■ STORED ROWS:
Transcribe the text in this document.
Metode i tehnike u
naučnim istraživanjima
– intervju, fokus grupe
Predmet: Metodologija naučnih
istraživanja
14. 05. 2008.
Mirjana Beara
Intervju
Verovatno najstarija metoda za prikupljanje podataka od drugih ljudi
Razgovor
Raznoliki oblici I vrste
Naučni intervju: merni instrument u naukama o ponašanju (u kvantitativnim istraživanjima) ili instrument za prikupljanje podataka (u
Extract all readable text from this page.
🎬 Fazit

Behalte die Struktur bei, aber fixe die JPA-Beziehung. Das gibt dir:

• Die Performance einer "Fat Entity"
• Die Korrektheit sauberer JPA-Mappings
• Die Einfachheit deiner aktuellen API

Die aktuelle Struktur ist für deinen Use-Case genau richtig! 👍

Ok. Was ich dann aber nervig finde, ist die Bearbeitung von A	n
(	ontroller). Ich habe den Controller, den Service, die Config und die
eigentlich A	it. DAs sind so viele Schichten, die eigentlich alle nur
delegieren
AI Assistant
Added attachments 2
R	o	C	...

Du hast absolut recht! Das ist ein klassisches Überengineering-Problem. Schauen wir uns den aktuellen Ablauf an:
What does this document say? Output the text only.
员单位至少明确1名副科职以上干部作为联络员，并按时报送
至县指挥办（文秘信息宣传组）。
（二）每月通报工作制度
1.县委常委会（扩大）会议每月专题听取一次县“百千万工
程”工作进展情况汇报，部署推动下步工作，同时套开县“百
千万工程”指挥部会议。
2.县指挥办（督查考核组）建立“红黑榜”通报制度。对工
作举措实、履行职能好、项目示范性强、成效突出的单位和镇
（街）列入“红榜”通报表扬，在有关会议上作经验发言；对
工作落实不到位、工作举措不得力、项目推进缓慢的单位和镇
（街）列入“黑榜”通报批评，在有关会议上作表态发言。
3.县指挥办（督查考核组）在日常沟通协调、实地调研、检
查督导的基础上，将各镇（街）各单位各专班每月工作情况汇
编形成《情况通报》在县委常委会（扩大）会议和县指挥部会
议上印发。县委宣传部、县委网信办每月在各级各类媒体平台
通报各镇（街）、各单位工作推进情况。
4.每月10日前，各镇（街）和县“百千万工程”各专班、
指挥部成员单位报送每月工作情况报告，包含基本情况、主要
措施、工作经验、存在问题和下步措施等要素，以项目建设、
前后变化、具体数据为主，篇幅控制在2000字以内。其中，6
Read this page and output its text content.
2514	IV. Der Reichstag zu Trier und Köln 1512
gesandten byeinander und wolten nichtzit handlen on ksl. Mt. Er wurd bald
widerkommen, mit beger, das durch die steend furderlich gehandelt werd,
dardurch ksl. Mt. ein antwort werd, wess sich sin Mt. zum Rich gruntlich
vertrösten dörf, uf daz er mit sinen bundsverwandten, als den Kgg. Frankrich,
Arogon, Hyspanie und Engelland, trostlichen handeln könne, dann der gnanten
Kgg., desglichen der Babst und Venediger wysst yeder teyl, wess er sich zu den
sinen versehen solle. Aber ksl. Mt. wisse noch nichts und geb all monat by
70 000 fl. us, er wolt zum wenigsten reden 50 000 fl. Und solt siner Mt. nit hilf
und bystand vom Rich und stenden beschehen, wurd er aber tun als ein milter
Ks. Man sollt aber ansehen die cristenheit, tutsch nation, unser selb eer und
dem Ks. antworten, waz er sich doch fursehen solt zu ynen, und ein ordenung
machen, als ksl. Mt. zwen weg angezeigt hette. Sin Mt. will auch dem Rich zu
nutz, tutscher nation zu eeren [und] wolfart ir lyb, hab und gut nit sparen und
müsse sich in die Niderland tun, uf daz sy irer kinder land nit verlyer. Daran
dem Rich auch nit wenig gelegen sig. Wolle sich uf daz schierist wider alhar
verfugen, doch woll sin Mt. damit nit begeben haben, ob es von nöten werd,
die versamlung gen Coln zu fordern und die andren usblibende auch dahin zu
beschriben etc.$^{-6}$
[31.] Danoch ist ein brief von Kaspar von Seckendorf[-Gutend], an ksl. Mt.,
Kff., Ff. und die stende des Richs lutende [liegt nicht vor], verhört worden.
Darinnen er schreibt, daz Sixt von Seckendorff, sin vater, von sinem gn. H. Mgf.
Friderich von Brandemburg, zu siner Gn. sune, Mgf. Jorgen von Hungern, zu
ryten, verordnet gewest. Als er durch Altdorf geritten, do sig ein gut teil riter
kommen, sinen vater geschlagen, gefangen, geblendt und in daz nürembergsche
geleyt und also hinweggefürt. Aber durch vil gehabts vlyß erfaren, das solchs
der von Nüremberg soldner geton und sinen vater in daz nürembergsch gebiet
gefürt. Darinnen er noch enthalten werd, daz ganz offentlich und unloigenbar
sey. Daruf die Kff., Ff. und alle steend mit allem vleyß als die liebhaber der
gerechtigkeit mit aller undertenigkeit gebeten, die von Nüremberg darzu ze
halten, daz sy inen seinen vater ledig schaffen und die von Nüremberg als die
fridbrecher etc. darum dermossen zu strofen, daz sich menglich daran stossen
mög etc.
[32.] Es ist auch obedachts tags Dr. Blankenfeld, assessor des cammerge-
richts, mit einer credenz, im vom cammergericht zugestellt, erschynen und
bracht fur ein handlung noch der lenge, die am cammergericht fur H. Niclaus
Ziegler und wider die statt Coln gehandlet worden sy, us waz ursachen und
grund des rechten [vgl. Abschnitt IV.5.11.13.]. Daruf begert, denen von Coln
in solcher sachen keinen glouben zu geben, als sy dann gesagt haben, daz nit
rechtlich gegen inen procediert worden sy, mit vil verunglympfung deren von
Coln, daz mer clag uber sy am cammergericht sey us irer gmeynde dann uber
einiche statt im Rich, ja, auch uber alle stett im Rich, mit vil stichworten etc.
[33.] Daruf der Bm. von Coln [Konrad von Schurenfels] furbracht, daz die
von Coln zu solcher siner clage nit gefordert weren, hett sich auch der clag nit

■ WRITTEN EXERCISE: Reproduce the records in full, exactly as written.

■ EXERCISE SOLUTION:
Transcribe the text in this document.
Metode i tehnike u
naučnim istraživanjima
– intervju, fokus grupe
Predmet: Metodologija naučnih
istraživanja
14. 05. 2008.
Mirjana Beara
Intervju
Verovatno najstarija metoda za prikupljanje podataka od drugih ljudi
Razgovor
Raznoliki oblici I vrste
Naučni intervju: merni instrument u naukama o ponašanju (u kvantitativnim istraživanjima) ili instrument za prikupljanje podataka (u
Extract all readable text from this page.
🎬 Fazit

Behalte die Struktur bei, aber fixe die JPA-Beziehung. Das gibt dir:

• Die Performance einer "Fat Entity"
• Die Korrektheit sauberer JPA-Mappings
• Die Einfachheit deiner aktuellen API

Die aktuelle Struktur ist für deinen Use-Case genau richtig! 👍

Ok. Was ich dann aber nervig finde, ist die Bearbeitung von A	n
(	ontroller). Ich habe den Controller, den Service, die Config und die
eigentlich A	it. DAs sind so viele Schichten, die eigentlich alle nur
delegieren
AI Assistant
Added attachments 2
R	o	C	...

Du hast absolut recht! Das ist ein klassisches Überengineering-Problem. Schauen wir uns den aktuellen Ablauf an:
What does this document say? Output the text only.
员单位至少明确1名副科职以上干部作为联络员，并按时报送
至县指挥办（文秘信息宣传组）。
（二）每月通报工作制度
1.县委常委会（扩大）会议每月专题听取一次县“百千万工
程”工作进展情况汇报，部署推动下步工作，同时套开县“百
千万工程”指挥部会议。
2.县指挥办（督查考核组）建立“红黑榜”通报制度。对工
作举措实、履行职能好、项目示范性强、成效突出的单位和镇
（街）列入“红榜”通报表扬，在有关会议上作经验发言；对
工作落实不到位、工作举措不得力、项目推进缓慢的单位和镇
（街）列入“黑榜”通报批评，在有关会议上作表态发言。
3.县指挥办（督查考核组）在日常沟通协调、实地调研、检
查督导的基础上，将各镇（街）各单位各专班每月工作情况汇
编形成《情况通报》在县委常委会（扩大）会议和县指挥部会
议上印发。县委宣传部、县委网信办每月在各级各类媒体平台
通报各镇（街）、各单位工作推进情况。
4.每月10日前，各镇（街）和县“百千万工程”各专班、
指挥部成员单位报送每月工作情况报告，包含基本情况、主要
措施、工作经验、存在问题和下步措施等要素，以项目建设、
前后变化、具体数据为主，篇幅控制在2000字以内。其中，6
Read this page and output its text content.
2514	IV. Der Reichstag zu Trier und Köln 1512
gesandten byeinander und wolten nichtzit handlen on ksl. Mt. Er wurd bald
widerkommen, mit beger, das durch die steend furderlich gehandelt werd,
dardurch ksl. Mt. ein antwort werd, wess sich sin Mt. zum Rich gruntlich
vertrösten dörf, uf daz er mit sinen bundsverwandten, als den Kgg. Frankrich,
Arogon, Hyspanie und Engelland, trostlichen handeln könne, dann der gnanten
Kgg., desglichen der Babst und Venediger wysst yeder teyl, wess er sich zu den
sinen versehen solle. Aber ksl. Mt. wisse noch nichts und geb all monat by
70 000 fl. us, er wolt zum wenigsten reden 50 000 fl. Und solt siner Mt. nit hilf
und bystand vom Rich und stenden beschehen, wurd er aber tun als ein milter
Ks. Man sollt aber ansehen die cristenheit, tutsch nation, unser selb eer und
dem Ks. antworten, waz er sich doch fursehen solt zu ynen, und ein ordenung
machen, als ksl. Mt. zwen weg angezeigt hette. Sin Mt. will auch dem Rich zu
nutz, tutscher nation zu eeren [und] wolfart ir lyb, hab und gut nit sparen und
müsse sich in die Niderland tun, uf daz sy irer kinder land nit verlyer. Daran
dem Rich auch nit wenig gelegen sig. Wolle sich uf daz schierist wider alhar
verfugen, doch woll sin Mt. damit nit begeben haben, ob es von nöten werd,
die versamlung gen Coln zu fordern und die andren usblibende auch dahin zu
beschriben etc.$^{-6}$
[31.] Danoch ist ein brief von Kaspar von Seckendorf[-Gutend], an ksl. Mt.,
Kff., Ff. und die stende des Richs lutende [liegt nicht vor], verhört worden.
Darinnen er schreibt, daz Sixt von Seckendorff, sin vater, von sinem gn. H. Mgf.
Friderich von Brandemburg, zu siner Gn. sune, Mgf. Jorgen von Hungern, zu
ryten, verordnet gewest. Als er durch Altdorf geritten, do sig ein gut teil riter
kommen, sinen vater geschlagen, gefangen, geblendt und in daz nürembergsche
geleyt und also hinweggefürt. Aber durch vil gehabts vlyß erfaren, das solchs
der von Nüremberg soldner geton und sinen vater in daz nürembergsch gebiet
gefürt. Darinnen er noch enthalten werd, daz ganz offentlich und unloigenbar
sey. Daruf die Kff., Ff. und alle steend mit allem vleyß als die liebhaber der
gerechtigkeit mit aller undertenigkeit gebeten, die von Nüremberg darzu ze
halten, daz sy inen seinen vater ledig schaffen und die von Nüremberg als die
fridbrecher etc. darum dermossen zu strofen, daz sich menglich daran stossen
mög etc.
[32.] Es ist auch obedachts tags Dr. Blankenfeld, assessor des cammerge-
richts, mit einer credenz, im vom cammergericht zugestellt, erschynen und
bracht fur ein handlung noch der lenge, die am cammergericht fur H. Niclaus
Ziegler und wider die statt Coln gehandlet worden sy, us waz ursachen und
grund des rechten [vgl. Abschnitt IV.5.11.13.]. Daruf begert, denen von Coln
in solcher sachen keinen glouben zu geben, als sy dann gesagt haben, daz nit
rechtlich gegen inen procediert worden sy, mit vil verunglympfung deren von
Coln, daz mer clag uber sy am cammergericht sey us irer gmeynde dann uber
einiche statt im Rich, ja, auch uber alle stett im Rich, mit vil stichworten etc.
[33.] Daruf der Bm. von Coln [Konrad von Schurenfels] furbracht, daz die
von Coln zu solcher siner clage nit gefordert weren, hett sich auch der clag nit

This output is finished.